▸ EXERCISE REQUIREMENTS
Write out the full listing exactly as given, minus the images.

▸ MATERIAL SUPPLIED
..........
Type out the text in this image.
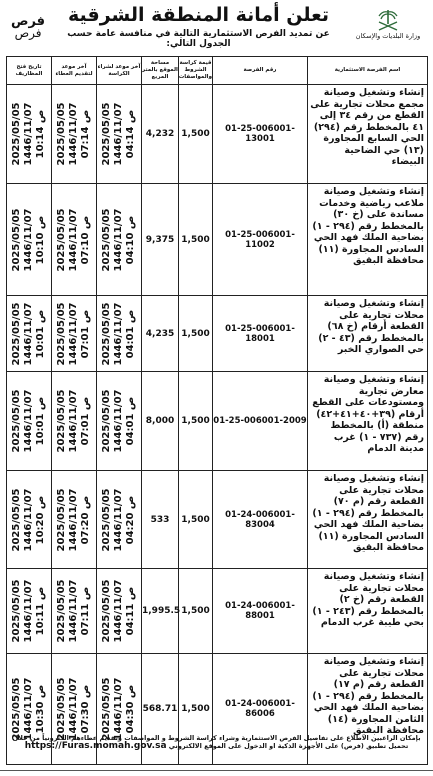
ﻓﺮﺹ
فرص
تعلن أمانة المنطقة الشرقية
عن تمديد الفرص الاستثمارية التالية في منافسة عامة حسب الجدول التالي:
وزارة البلديات والإسكان
اسم الفرصة الاستثمارية	رقم الفرصة	قيمة كراسة الشروط والمواصفات	مساحة الموقع بالمتر المربع	آخر موعد لشراء الكراسة	آخر موعد لتقديم العطاء	تاريخ فتح المظاريف
إنشاء وتشغيل وصيانة مجمع محلات تجارية على القطع من رقم ٣٤ إلى ٤١ بالمخطط رقم (٢٩٤) الحي السابع المجاورة (١٣) حي الضاحية البيضاء	01-25-006001-13001	1,500	4,232	2025/05/05
1446/11/07
04:14 ص	2025/05/05
1446/11/07
07:14 ص	2025/05/05
1446/11/07
10:14 ص

إنشاء وتشغيل وصيانة ملاعب رياضية وخدمات مساندة على (خ ٣٠) بالمخطط رقم (٢٩٤ - ١) بضاحية الملك فهد الحي السادس المجاورة (١١) محافظة البقيق	01-25-006001-11002	1,500	9,375	2025/05/05
1446/11/07
04:10 ص	2025/05/05
1446/11/07
07:10 ص	2025/05/05
1446/11/07
10:10 ص

إنشاء وتشغيل وصيانة محلات تجارية على القطعة أرقام (خ ٦٨) بالمخطط رقم (٤٣ - ٢) حي الصواري الخبر	01-25-006001-18001	1,500	4,235	2025/05/05
1446/11/07
04:01 ص	2025/05/05
1446/11/07
07:01 ص	2025/05/05
1446/11/07
10:01 ص

إنشاء وتشغيل وصيانة معارض تجارية ومستودعات على القطع أرقام (٣٩+٤٠+٤١+٤٢) منطقة (أ) بالمخطط رقم (٧٣٧ - ١) غرب مدينة الدمام	01-25-006001-2009	1,500	8,000	2025/05/05
1446/11/07
04:01 ص	2025/05/05
1446/11/07
07:01 ص	2025/05/05
1446/11/07
10:01 ص

إنشاء وتشغيل وصيانة محلات تجارية على القطعة رقم (م ٧٠) بالمخطط رقم (٢٩٤ - ١) بضاحية الملك فهد الحي السادس المجاورة (١١) محافظة البقيق	01-24-006001-83004	1,500	533	2025/05/05
1446/11/07
04:20 ص	2025/05/05
1446/11/07
07:20 ص	2025/05/05
1446/11/07
10:20 ص

إنشاء وتشغيل وصيانة محلات تجارية على القطعة رقم (خ ٢) بالمخطط رقم (٢٤٣ - ١) بحي طيبة غرب الدمام	01-24-006001-88001	1,500	1,995.5	2025/05/05
1446/11/07
04:11 ص	2025/05/05
1446/11/07
07:11 ص	2025/05/05
1446/11/07
10:11 ص

إنشاء وتشغيل وصيانة محلات تجارية على القطعة رقم (م ١٧) بالمخطط رقم (٢٩٤ - ١) بضاحية الملك فهد الحي الثامن المجاورة (١٤) محافظة البقيق	01-24-006001-86006	1,500	568.71	2025/05/05
1446/11/07
04:30 ص	2025/05/05
1446/11/07
07:30 ص	2025/05/05
1446/11/07
10:30 ص
بإمكان الراغبين الاطلاع على تفاصيل الفرص الاستثمارية وشراء كراسة الشروط و المواصفات وتقديم عطاءهم الكترونياً من خلال
تحميل تطبيق (فرص) على الأجهزة الذكية او الدخول على الموقع الالكتروني https://Furas.momah.gov.sa
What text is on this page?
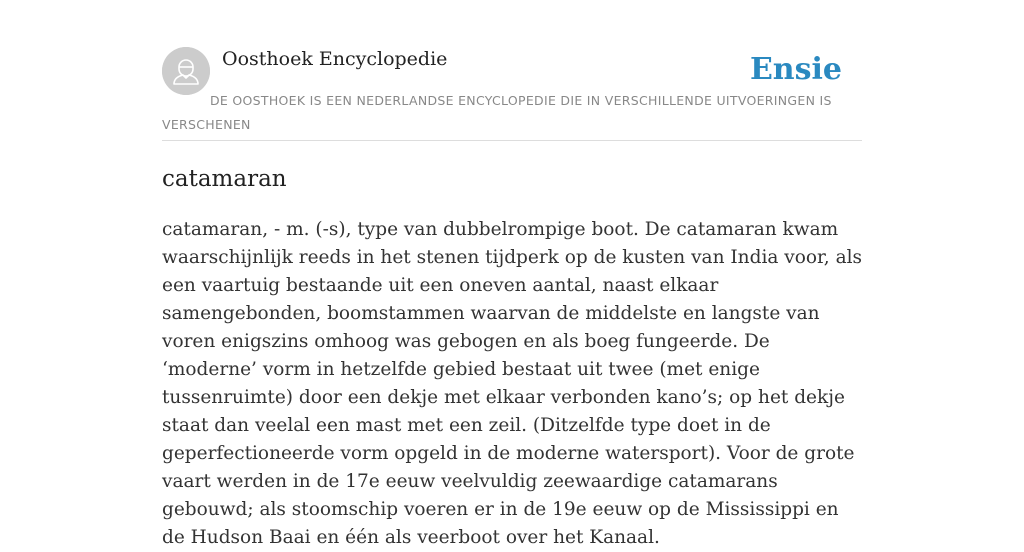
Oosthoek Encyclopedie	Ensie
DE OOSTHOEK IS EEN NEDERLANDSE ENCYCLOPEDIE DIE IN VERSCHILLENDE UITVOERINGEN IS VERSCHENEN
catamaran

catamaran, - m. (-s), type van dubbelrompige boot. De catamaran kwam waarschijnlijk reeds in het stenen tijdperk op de kusten van India voor, als een vaartuig bestaande uit een oneven aantal, naast elkaar samengebonden, boomstammen waarvan de middelste en langste van voren enigszins omhoog was gebogen en als boeg fungeerde. De ‘moderne’ vorm in hetzelfde gebied bestaat uit twee (met enige tussenruimte) door een dekje met elkaar verbonden kano’s; op het dekje staat dan veelal een mast met een zeil. (Ditzelfde type doet in de geperfectioneerde vorm opgeld in de moderne watersport). Voor de grote vaart werden in de 17e eeuw veelvuldig zeewaardige catamarans gebouwd; als stoomschip voeren er in de 19e eeuw op de Mississippi en de Hudson Baai en één als veerboot over het Kanaal.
..........
▸ SOLVED PROBLEM
Type out the text in this image.
ﻓﺮﺹ
فرص
تعلن أمانة المنطقة الشرقية
عن تمديد الفرص الاستثمارية التالية في منافسة عامة حسب الجدول التالي:
وزارة البلديات والإسكان
اسم الفرصة الاستثمارية	رقم الفرصة	قيمة كراسة الشروط والمواصفات	مساحة الموقع بالمتر المربع	آخر موعد لشراء الكراسة	آخر موعد لتقديم العطاء	تاريخ فتح المظاريف
إنشاء وتشغيل وصيانة مجمع محلات تجارية على القطع من رقم ٣٤ إلى ٤١ بالمخطط رقم (٢٩٤) الحي السابع المجاورة (١٣) حي الضاحية البيضاء	01-25-006001-13001	1,500	4,232	2025/05/05
1446/11/07
04:14 ص	2025/05/05
1446/11/07
07:14 ص	2025/05/05
1446/11/07
10:14 ص

إنشاء وتشغيل وصيانة ملاعب رياضية وخدمات مساندة على (خ ٣٠) بالمخطط رقم (٢٩٤ - ١) بضاحية الملك فهد الحي السادس المجاورة (١١) محافظة البقيق	01-25-006001-11002	1,500	9,375	2025/05/05
1446/11/07
04:10 ص	2025/05/05
1446/11/07
07:10 ص	2025/05/05
1446/11/07
10:10 ص

إنشاء وتشغيل وصيانة محلات تجارية على القطعة أرقام (خ ٦٨) بالمخطط رقم (٤٣ - ٢) حي الصواري الخبر	01-25-006001-18001	1,500	4,235	2025/05/05
1446/11/07
04:01 ص	2025/05/05
1446/11/07
07:01 ص	2025/05/05
1446/11/07
10:01 ص

إنشاء وتشغيل وصيانة معارض تجارية ومستودعات على القطع أرقام (٣٩+٤٠+٤١+٤٢) منطقة (أ) بالمخطط رقم (٧٣٧ - ١) غرب مدينة الدمام	01-25-006001-2009	1,500	8,000	2025/05/05
1446/11/07
04:01 ص	2025/05/05
1446/11/07
07:01 ص	2025/05/05
1446/11/07
10:01 ص

إنشاء وتشغيل وصيانة محلات تجارية على القطعة رقم (م ٧٠) بالمخطط رقم (٢٩٤ - ١) بضاحية الملك فهد الحي السادس المجاورة (١١) محافظة البقيق	01-24-006001-83004	1,500	533	2025/05/05
1446/11/07
04:20 ص	2025/05/05
1446/11/07
07:20 ص	2025/05/05
1446/11/07
10:20 ص

إنشاء وتشغيل وصيانة محلات تجارية على القطعة رقم (خ ٢) بالمخطط رقم (٢٤٣ - ١) بحي طيبة غرب الدمام	01-24-006001-88001	1,500	1,995.5	2025/05/05
1446/11/07
04:11 ص	2025/05/05
1446/11/07
07:11 ص	2025/05/05
1446/11/07
10:11 ص

إنشاء وتشغيل وصيانة محلات تجارية على القطعة رقم (م ١٧) بالمخطط رقم (٢٩٤ - ١) بضاحية الملك فهد الحي الثامن المجاورة (١٤) محافظة البقيق	01-24-006001-86006	1,500	568.71	2025/05/05
1446/11/07
04:30 ص	2025/05/05
1446/11/07
07:30 ص	2025/05/05
1446/11/07
10:30 ص
بإمكان الراغبين الاطلاع على تفاصيل الفرص الاستثمارية وشراء كراسة الشروط و المواصفات وتقديم عطاءهم الكترونياً من خلال
تحميل تطبيق (فرص) على الأجهزة الذكية او الدخول على الموقع الالكتروني https://Furas.momah.gov.sa
What text is on this page?
Oosthoek Encyclopedie	Ensie
DE OOSTHOEK IS EEN NEDERLANDSE ENCYCLOPEDIE DIE IN VERSCHILLENDE UITVOERINGEN IS VERSCHENEN
catamaran

catamaran, - m. (-s), type van dubbelrompige boot. De catamaran kwam waarschijnlijk reeds in het stenen tijdperk op de kusten van India voor, als een vaartuig bestaande uit een oneven aantal, naast elkaar samengebonden, boomstammen waarvan de middelste en langste van voren enigszins omhoog was gebogen en als boeg fungeerde. De ‘moderne’ vorm in hetzelfde gebied bestaat uit twee (met enige tussenruimte) door een dekje met elkaar verbonden kano’s; op het dekje staat dan veelal een mast met een zeil. (Ditzelfde type doet in de geperfectioneerde vorm opgeld in de moderne watersport). Voor de grote vaart werden in de 17e eeuw veelvuldig zeewaardige catamarans gebouwd; als stoomschip voeren er in de 19e eeuw op de Mississippi en de Hudson Baai en één als veerboot over het Kanaal.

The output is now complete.